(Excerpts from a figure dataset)
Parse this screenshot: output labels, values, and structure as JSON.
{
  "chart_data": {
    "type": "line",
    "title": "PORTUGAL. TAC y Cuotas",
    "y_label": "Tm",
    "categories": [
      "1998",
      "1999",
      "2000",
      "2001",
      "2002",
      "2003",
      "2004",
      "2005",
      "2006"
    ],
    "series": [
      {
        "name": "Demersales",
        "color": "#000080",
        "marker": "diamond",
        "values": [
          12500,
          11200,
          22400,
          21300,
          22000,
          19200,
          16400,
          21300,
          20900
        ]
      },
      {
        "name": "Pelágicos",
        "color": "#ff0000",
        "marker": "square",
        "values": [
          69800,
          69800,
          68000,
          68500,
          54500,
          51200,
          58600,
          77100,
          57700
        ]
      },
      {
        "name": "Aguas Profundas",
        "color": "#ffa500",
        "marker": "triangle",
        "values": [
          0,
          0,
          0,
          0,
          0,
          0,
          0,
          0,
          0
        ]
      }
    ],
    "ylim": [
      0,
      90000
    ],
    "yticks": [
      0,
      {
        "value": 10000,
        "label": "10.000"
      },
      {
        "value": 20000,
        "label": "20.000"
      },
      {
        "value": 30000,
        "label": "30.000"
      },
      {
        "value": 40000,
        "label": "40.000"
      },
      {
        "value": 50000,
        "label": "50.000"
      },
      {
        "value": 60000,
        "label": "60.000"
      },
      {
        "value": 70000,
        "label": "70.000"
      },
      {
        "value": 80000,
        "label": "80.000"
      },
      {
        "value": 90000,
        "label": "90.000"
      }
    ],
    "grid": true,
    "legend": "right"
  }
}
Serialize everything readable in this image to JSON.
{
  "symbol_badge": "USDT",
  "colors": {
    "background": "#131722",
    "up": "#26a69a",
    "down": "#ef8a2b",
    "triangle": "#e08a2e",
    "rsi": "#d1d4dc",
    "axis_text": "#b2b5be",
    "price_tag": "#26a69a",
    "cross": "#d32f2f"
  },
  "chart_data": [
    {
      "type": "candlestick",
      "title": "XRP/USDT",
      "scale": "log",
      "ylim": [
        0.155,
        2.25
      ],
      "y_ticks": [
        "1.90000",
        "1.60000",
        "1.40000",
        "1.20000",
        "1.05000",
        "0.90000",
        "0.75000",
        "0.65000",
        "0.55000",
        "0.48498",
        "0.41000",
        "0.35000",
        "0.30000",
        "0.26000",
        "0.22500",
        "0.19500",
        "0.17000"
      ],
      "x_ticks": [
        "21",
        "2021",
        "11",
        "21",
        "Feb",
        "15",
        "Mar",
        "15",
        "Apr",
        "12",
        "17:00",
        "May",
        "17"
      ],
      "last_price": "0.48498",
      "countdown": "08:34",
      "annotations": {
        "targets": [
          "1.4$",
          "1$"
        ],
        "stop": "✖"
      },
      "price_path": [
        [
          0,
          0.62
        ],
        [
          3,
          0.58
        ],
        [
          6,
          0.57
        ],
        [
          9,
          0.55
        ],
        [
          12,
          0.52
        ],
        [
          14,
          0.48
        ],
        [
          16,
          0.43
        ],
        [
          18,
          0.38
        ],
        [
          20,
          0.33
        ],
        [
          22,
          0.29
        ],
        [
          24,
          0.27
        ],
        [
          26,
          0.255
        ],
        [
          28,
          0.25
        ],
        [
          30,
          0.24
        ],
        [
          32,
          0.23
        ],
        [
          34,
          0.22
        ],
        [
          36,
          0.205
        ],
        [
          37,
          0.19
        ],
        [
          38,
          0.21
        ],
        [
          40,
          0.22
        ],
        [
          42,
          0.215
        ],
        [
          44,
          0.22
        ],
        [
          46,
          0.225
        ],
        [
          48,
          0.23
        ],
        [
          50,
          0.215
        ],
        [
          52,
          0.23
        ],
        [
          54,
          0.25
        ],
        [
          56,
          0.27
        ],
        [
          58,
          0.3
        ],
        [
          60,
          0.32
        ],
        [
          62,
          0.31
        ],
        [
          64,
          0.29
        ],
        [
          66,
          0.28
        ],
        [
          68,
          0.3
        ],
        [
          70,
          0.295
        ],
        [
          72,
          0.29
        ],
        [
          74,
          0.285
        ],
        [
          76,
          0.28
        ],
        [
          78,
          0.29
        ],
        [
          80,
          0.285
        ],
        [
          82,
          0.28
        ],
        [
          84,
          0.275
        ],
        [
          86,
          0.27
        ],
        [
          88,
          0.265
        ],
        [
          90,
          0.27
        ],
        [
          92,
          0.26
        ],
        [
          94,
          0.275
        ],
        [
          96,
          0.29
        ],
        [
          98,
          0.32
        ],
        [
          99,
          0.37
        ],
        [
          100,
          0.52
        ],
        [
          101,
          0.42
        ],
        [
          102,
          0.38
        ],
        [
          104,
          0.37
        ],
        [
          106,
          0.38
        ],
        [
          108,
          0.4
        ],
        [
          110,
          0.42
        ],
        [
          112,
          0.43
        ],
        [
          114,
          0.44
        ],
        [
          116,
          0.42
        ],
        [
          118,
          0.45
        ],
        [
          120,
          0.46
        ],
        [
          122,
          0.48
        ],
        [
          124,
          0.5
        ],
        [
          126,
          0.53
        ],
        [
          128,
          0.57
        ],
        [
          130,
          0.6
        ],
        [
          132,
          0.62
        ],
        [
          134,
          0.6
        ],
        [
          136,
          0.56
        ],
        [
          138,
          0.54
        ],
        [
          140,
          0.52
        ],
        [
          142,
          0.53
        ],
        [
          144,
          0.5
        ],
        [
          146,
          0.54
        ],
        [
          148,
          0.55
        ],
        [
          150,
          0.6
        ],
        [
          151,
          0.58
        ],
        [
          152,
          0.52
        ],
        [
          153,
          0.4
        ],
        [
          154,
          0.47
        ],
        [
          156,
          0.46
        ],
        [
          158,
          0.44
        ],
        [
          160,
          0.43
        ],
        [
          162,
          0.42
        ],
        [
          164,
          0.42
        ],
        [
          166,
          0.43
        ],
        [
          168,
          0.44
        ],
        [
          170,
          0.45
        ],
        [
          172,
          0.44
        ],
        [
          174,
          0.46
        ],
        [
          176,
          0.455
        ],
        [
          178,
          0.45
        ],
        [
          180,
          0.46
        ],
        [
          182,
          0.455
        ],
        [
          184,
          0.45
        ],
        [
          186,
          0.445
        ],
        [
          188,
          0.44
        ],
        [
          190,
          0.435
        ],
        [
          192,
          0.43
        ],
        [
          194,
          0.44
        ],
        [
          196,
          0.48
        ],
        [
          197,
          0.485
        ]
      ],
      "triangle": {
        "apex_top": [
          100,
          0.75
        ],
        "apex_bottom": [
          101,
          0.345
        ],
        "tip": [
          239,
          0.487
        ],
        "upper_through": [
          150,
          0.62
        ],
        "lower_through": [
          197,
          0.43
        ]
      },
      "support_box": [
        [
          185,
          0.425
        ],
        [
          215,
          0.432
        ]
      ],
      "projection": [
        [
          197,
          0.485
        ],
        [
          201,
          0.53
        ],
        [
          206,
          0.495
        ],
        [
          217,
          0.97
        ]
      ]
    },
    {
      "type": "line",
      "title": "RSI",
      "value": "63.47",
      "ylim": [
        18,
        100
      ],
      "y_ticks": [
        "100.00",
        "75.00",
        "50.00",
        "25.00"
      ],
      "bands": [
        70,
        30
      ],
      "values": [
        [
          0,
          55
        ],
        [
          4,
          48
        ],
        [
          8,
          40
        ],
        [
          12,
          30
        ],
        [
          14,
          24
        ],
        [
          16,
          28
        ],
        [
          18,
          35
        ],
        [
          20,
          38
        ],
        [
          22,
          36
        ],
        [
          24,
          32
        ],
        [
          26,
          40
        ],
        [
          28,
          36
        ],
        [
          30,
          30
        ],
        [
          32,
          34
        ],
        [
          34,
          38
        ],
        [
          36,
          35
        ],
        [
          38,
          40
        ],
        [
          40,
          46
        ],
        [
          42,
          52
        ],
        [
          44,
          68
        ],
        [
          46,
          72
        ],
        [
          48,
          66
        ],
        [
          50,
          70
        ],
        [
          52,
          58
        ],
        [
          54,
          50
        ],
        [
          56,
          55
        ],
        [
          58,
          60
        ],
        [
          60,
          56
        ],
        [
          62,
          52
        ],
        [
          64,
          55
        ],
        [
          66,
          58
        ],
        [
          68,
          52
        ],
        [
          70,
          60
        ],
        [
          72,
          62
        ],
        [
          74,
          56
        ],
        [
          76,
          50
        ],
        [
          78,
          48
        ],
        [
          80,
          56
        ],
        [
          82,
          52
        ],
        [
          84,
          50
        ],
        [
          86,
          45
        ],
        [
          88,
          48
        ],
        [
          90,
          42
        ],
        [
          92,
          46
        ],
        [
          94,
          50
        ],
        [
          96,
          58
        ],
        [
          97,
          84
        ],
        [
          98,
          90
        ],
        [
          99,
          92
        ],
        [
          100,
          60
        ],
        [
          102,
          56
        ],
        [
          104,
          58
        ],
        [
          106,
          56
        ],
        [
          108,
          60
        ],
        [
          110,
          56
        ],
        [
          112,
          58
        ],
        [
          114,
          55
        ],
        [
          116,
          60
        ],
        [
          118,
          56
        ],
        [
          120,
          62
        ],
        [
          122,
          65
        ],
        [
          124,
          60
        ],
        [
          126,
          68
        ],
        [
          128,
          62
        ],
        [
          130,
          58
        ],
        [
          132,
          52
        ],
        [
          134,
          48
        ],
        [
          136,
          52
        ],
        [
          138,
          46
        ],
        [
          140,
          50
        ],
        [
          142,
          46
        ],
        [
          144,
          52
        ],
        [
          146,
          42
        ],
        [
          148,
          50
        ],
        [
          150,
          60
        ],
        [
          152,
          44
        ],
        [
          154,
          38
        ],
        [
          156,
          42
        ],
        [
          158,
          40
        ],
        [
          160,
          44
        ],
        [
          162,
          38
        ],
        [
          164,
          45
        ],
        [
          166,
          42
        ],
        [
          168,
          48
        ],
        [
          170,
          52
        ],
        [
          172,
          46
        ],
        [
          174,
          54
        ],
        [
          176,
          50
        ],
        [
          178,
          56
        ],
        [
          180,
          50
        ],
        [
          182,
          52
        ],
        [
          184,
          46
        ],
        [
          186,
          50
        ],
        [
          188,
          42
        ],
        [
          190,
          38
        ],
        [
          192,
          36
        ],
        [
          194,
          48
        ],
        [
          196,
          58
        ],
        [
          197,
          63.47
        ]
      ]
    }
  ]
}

■ Task prompt
Gather each line holding the string "this".

■ Output
Parse this screenshot: output labels, values, and structure as JSON.
Serialize everything readable in this image to JSON.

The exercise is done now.